[Items listed in a dataset]
=======
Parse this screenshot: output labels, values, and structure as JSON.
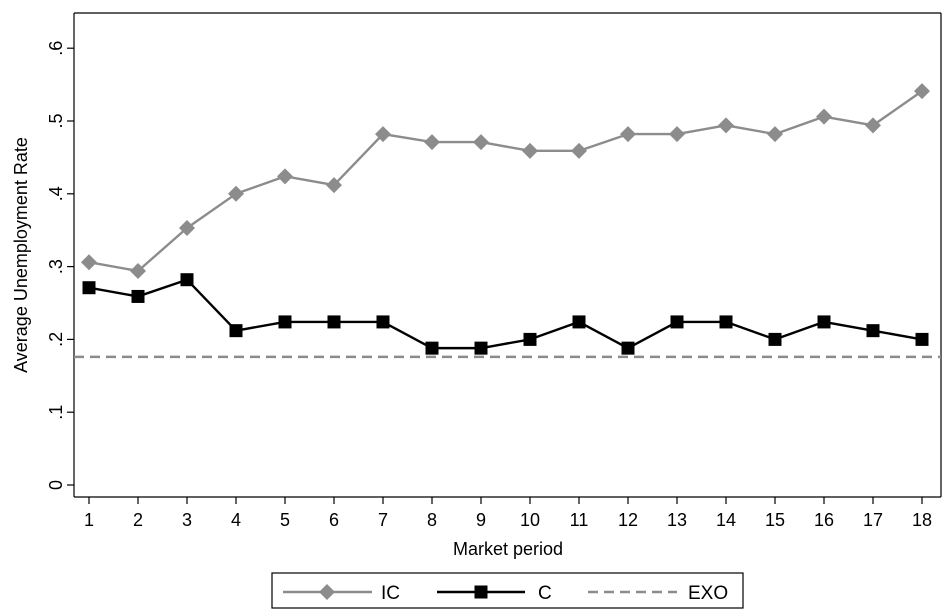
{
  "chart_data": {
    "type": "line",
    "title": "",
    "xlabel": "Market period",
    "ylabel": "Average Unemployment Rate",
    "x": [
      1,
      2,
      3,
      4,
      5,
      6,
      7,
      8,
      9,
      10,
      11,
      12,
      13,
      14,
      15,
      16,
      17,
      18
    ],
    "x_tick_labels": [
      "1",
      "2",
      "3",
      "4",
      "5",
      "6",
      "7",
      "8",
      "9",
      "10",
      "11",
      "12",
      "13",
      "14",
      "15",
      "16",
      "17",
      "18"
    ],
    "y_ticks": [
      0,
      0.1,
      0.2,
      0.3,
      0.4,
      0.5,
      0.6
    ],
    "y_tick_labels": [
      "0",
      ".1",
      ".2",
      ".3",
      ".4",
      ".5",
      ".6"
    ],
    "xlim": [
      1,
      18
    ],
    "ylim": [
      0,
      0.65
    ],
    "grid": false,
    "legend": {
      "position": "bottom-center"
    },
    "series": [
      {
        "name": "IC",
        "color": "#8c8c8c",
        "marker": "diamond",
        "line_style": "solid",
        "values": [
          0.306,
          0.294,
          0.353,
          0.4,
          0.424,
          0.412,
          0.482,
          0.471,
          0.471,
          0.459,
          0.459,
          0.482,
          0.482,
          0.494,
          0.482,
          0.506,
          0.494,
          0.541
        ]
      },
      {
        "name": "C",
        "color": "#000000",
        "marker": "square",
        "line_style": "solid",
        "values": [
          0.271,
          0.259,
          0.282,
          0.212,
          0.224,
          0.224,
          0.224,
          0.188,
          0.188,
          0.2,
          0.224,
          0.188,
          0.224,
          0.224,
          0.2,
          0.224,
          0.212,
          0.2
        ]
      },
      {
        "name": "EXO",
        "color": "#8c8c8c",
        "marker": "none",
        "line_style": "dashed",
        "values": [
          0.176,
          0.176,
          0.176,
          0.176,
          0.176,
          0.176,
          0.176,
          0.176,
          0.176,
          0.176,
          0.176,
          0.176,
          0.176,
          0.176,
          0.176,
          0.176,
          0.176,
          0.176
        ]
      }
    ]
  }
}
=======
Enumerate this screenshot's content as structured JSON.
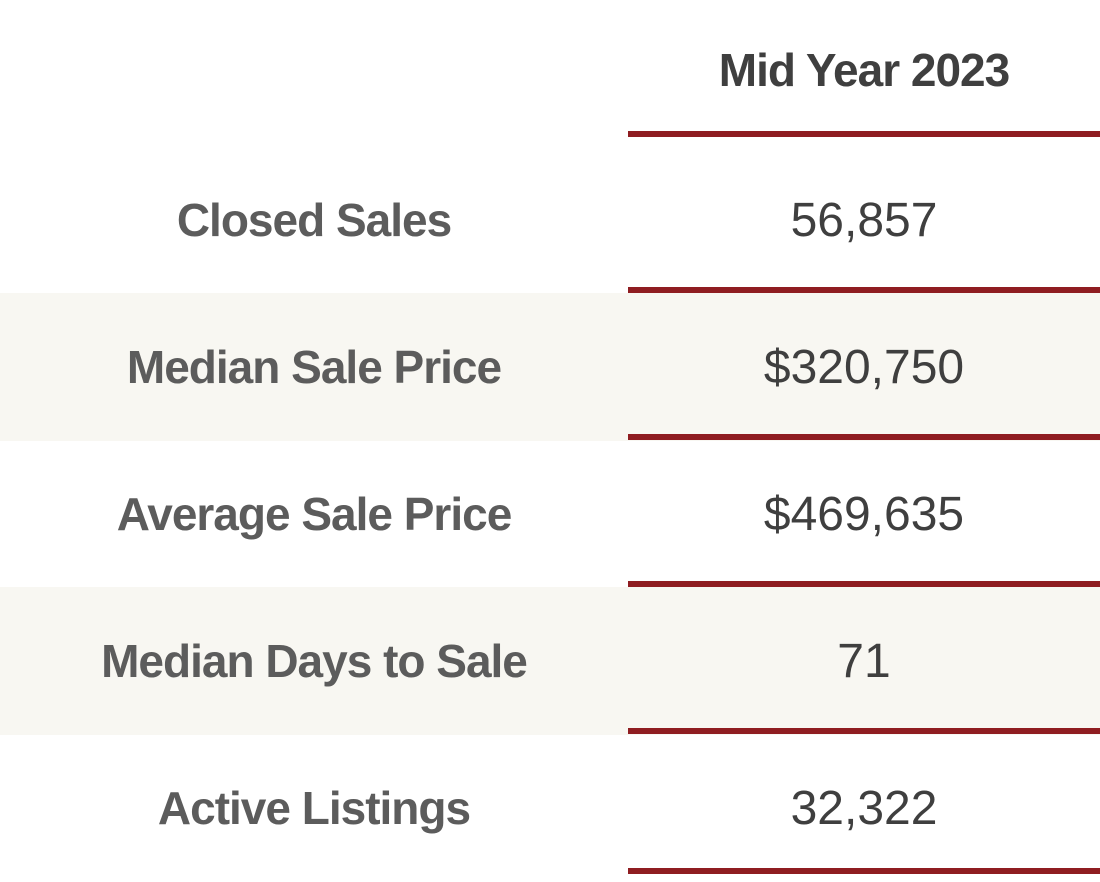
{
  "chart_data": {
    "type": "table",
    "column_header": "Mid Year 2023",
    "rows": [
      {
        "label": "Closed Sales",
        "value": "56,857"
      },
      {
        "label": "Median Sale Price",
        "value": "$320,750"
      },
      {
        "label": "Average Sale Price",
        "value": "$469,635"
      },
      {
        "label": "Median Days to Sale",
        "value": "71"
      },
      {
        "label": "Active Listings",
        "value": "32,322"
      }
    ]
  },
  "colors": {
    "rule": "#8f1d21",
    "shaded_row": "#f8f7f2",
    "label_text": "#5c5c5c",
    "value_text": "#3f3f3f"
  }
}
=======
[GIVEN TASK]
Check each line above for the word "Average" and copy the ones that have it.

[FINAL ANSWER]
    "ylabel": "Average Unemployment Rate",
        "label": "Average Sale Price",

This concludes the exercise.